● **What is required**:
Write out every entry exactly as it appears.

● **Records for this exercise**:
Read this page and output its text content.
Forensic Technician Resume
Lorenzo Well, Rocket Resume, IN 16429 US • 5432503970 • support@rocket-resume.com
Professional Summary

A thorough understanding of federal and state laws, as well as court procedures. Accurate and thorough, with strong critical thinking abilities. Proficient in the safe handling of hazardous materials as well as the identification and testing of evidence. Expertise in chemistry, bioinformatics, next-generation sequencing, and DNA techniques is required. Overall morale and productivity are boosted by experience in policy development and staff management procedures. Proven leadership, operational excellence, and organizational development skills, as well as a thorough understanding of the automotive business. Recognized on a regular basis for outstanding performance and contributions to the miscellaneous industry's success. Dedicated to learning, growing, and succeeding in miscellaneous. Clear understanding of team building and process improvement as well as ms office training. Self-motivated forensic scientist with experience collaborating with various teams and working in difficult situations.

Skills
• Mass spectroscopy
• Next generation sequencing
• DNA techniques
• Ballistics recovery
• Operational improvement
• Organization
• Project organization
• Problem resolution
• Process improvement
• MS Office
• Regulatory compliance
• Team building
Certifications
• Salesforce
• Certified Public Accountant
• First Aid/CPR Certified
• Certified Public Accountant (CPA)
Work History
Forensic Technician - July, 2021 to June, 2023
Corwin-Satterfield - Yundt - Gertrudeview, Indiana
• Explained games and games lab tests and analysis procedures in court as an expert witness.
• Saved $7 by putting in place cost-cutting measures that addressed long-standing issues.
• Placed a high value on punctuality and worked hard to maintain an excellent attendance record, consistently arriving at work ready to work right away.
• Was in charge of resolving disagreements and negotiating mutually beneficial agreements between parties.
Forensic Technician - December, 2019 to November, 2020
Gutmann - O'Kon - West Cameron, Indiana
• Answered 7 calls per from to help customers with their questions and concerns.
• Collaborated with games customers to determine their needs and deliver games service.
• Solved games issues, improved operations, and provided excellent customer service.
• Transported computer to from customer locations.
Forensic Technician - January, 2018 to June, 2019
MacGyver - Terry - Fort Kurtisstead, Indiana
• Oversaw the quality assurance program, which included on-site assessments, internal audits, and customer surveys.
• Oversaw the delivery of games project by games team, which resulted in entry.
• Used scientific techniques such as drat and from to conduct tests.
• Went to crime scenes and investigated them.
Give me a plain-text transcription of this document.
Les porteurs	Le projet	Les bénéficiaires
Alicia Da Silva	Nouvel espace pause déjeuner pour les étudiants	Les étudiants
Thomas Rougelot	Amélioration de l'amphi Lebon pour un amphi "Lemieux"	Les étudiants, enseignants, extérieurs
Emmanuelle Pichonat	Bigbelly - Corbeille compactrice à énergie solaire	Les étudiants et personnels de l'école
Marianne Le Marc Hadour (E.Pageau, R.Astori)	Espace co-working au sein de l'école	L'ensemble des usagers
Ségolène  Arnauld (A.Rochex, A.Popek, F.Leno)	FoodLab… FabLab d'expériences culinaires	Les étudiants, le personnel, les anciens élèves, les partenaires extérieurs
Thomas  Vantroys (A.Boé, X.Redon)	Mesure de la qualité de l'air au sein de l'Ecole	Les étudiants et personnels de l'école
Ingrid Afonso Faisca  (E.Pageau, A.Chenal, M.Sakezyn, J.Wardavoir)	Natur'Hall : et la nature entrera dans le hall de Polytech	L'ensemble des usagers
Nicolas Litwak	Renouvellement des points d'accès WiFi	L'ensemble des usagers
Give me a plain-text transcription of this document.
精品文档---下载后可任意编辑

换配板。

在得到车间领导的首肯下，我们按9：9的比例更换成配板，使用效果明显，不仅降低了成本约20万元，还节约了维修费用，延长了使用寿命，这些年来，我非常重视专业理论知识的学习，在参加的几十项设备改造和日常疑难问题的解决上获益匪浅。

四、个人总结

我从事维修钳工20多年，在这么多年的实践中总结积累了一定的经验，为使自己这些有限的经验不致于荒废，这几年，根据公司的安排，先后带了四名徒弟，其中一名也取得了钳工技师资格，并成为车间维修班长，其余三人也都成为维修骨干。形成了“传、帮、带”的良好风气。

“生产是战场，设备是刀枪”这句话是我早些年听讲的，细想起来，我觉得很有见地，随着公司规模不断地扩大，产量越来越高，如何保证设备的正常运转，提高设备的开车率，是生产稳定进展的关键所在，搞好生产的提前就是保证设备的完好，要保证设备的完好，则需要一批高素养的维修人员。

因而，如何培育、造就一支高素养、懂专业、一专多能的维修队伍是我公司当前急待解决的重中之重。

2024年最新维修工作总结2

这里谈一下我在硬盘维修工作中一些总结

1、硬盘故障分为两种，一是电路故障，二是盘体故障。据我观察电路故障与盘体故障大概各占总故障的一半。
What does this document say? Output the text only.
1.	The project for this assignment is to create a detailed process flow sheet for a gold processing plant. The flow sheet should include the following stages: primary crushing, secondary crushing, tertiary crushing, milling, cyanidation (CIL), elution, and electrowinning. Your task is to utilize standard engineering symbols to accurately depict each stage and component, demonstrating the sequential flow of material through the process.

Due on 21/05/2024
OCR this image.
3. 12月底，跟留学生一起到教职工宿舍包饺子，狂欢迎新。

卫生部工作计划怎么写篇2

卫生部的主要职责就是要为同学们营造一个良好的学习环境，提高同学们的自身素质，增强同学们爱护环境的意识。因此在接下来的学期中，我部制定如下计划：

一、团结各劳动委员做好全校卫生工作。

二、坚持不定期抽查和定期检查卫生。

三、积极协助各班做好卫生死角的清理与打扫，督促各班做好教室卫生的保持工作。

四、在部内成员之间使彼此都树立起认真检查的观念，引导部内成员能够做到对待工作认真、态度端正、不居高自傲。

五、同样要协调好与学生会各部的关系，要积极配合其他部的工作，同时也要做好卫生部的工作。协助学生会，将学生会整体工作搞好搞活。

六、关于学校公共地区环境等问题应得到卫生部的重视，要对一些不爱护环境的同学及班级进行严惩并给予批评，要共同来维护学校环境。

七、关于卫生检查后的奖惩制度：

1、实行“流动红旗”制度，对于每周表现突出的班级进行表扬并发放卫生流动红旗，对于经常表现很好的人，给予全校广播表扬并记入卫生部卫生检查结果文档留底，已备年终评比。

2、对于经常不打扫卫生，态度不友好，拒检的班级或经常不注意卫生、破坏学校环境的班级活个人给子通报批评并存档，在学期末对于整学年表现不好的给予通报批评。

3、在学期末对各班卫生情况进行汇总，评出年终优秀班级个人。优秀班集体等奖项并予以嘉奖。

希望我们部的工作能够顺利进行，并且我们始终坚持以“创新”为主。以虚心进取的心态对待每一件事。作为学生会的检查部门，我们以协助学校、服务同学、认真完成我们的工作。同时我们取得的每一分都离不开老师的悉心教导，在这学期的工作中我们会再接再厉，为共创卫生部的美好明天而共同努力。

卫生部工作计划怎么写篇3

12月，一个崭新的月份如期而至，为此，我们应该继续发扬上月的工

● **Exercise solution**:
Read this page and output its text content.
Forensic Technician Resume
Lorenzo Well, Rocket Resume, IN 16429 US • 5432503970 • support@rocket-resume.com
Professional Summary

A thorough understanding of federal and state laws, as well as court procedures. Accurate and thorough, with strong critical thinking abilities. Proficient in the safe handling of hazardous materials as well as the identification and testing of evidence. Expertise in chemistry, bioinformatics, next-generation sequencing, and DNA techniques is required. Overall morale and productivity are boosted by experience in policy development and staff management procedures. Proven leadership, operational excellence, and organizational development skills, as well as a thorough understanding of the automotive business. Recognized on a regular basis for outstanding performance and contributions to the miscellaneous industry's success. Dedicated to learning, growing, and succeeding in miscellaneous. Clear understanding of team building and process improvement as well as ms office training. Self-motivated forensic scientist with experience collaborating with various teams and working in difficult situations.

Skills
• Mass spectroscopy
• Next generation sequencing
• DNA techniques
• Ballistics recovery
• Operational improvement
• Organization
• Project organization
• Problem resolution
• Process improvement
• MS Office
• Regulatory compliance
• Team building
Certifications
• Salesforce
• Certified Public Accountant
• First Aid/CPR Certified
• Certified Public Accountant (CPA)
Work History
Forensic Technician - July, 2021 to June, 2023
Corwin-Satterfield - Yundt - Gertrudeview, Indiana
• Explained games and games lab tests and analysis procedures in court as an expert witness.
• Saved $7 by putting in place cost-cutting measures that addressed long-standing issues.
• Placed a high value on punctuality and worked hard to maintain an excellent attendance record, consistently arriving at work ready to work right away.
• Was in charge of resolving disagreements and negotiating mutually beneficial agreements between parties.
Forensic Technician - December, 2019 to November, 2020
Gutmann - O'Kon - West Cameron, Indiana
• Answered 7 calls per from to help customers with their questions and concerns.
• Collaborated with games customers to determine their needs and deliver games service.
• Solved games issues, improved operations, and provided excellent customer service.
• Transported computer to from customer locations.
Forensic Technician - January, 2018 to June, 2019
MacGyver - Terry - Fort Kurtisstead, Indiana
• Oversaw the quality assurance program, which included on-site assessments, internal audits, and customer surveys.
• Oversaw the delivery of games project by games team, which resulted in entry.
• Used scientific techniques such as drat and from to conduct tests.
• Went to crime scenes and investigated them.
Give me a plain-text transcription of this document.
Les porteurs	Le projet	Les bénéficiaires
Alicia Da Silva	Nouvel espace pause déjeuner pour les étudiants	Les étudiants
Thomas Rougelot	Amélioration de l'amphi Lebon pour un amphi "Lemieux"	Les étudiants, enseignants, extérieurs
Emmanuelle Pichonat	Bigbelly - Corbeille compactrice à énergie solaire	Les étudiants et personnels de l'école
Marianne Le Marc Hadour (E.Pageau, R.Astori)	Espace co-working au sein de l'école	L'ensemble des usagers
Ségolène  Arnauld (A.Rochex, A.Popek, F.Leno)	FoodLab… FabLab d'expériences culinaires	Les étudiants, le personnel, les anciens élèves, les partenaires extérieurs
Thomas  Vantroys (A.Boé, X.Redon)	Mesure de la qualité de l'air au sein de l'Ecole	Les étudiants et personnels de l'école
Ingrid Afonso Faisca  (E.Pageau, A.Chenal, M.Sakezyn, J.Wardavoir)	Natur'Hall : et la nature entrera dans le hall de Polytech	L'ensemble des usagers
Nicolas Litwak	Renouvellement des points d'accès WiFi	L'ensemble des usagers
Give me a plain-text transcription of this document.
精品文档---下载后可任意编辑

换配板。

在得到车间领导的首肯下，我们按9：9的比例更换成配板，使用效果明显，不仅降低了成本约20万元，还节约了维修费用，延长了使用寿命，这些年来，我非常重视专业理论知识的学习，在参加的几十项设备改造和日常疑难问题的解决上获益匪浅。

四、个人总结

我从事维修钳工20多年，在这么多年的实践中总结积累了一定的经验，为使自己这些有限的经验不致于荒废，这几年，根据公司的安排，先后带了四名徒弟，其中一名也取得了钳工技师资格，并成为车间维修班长，其余三人也都成为维修骨干。形成了“传、帮、带”的良好风气。

“生产是战场，设备是刀枪”这句话是我早些年听讲的，细想起来，我觉得很有见地，随着公司规模不断地扩大，产量越来越高，如何保证设备的正常运转，提高设备的开车率，是生产稳定进展的关键所在，搞好生产的提前就是保证设备的完好，要保证设备的完好，则需要一批高素养的维修人员。

因而，如何培育、造就一支高素养、懂专业、一专多能的维修队伍是我公司当前急待解决的重中之重。

2024年最新维修工作总结2

这里谈一下我在硬盘维修工作中一些总结

1、硬盘故障分为两种，一是电路故障，二是盘体故障。据我观察电路故障与盘体故障大概各占总故障的一半。
What does this document say? Output the text only.
1.	The project for this assignment is to create a detailed process flow sheet for a gold processing plant. The flow sheet should include the following stages: primary crushing, secondary crushing, tertiary crushing, milling, cyanidation (CIL), elution, and electrowinning. Your task is to utilize standard engineering symbols to accurately depict each stage and component, demonstrating the sequential flow of material through the process.

Due on 21/05/2024
OCR this image.
3. 12月底，跟留学生一起到教职工宿舍包饺子，狂欢迎新。

卫生部工作计划怎么写篇2

卫生部的主要职责就是要为同学们营造一个良好的学习环境，提高同学们的自身素质，增强同学们爱护环境的意识。因此在接下来的学期中，我部制定如下计划：

一、团结各劳动委员做好全校卫生工作。

二、坚持不定期抽查和定期检查卫生。

三、积极协助各班做好卫生死角的清理与打扫，督促各班做好教室卫生的保持工作。

四、在部内成员之间使彼此都树立起认真检查的观念，引导部内成员能够做到对待工作认真、态度端正、不居高自傲。

五、同样要协调好与学生会各部的关系，要积极配合其他部的工作，同时也要做好卫生部的工作。协助学生会，将学生会整体工作搞好搞活。

六、关于学校公共地区环境等问题应得到卫生部的重视，要对一些不爱护环境的同学及班级进行严惩并给予批评，要共同来维护学校环境。

七、关于卫生检查后的奖惩制度：

1、实行“流动红旗”制度，对于每周表现突出的班级进行表扬并发放卫生流动红旗，对于经常表现很好的人，给予全校广播表扬并记入卫生部卫生检查结果文档留底，已备年终评比。

2、对于经常不打扫卫生，态度不友好，拒检的班级或经常不注意卫生、破坏学校环境的班级活个人给子通报批评并存档，在学期末对于整学年表现不好的给予通报批评。

3、在学期末对各班卫生情况进行汇总，评出年终优秀班级个人。优秀班集体等奖项并予以嘉奖。

希望我们部的工作能够顺利进行，并且我们始终坚持以“创新”为主。以虚心进取的心态对待每一件事。作为学生会的检查部门，我们以协助学校、服务同学、认真完成我们的工作。同时我们取得的每一分都离不开老师的悉心教导，在这学期的工作中我们会再接再厉，为共创卫生部的美好明天而共同努力。

卫生部工作计划怎么写篇3

12月，一个崭新的月份如期而至，为此，我们应该继续发扬上月的工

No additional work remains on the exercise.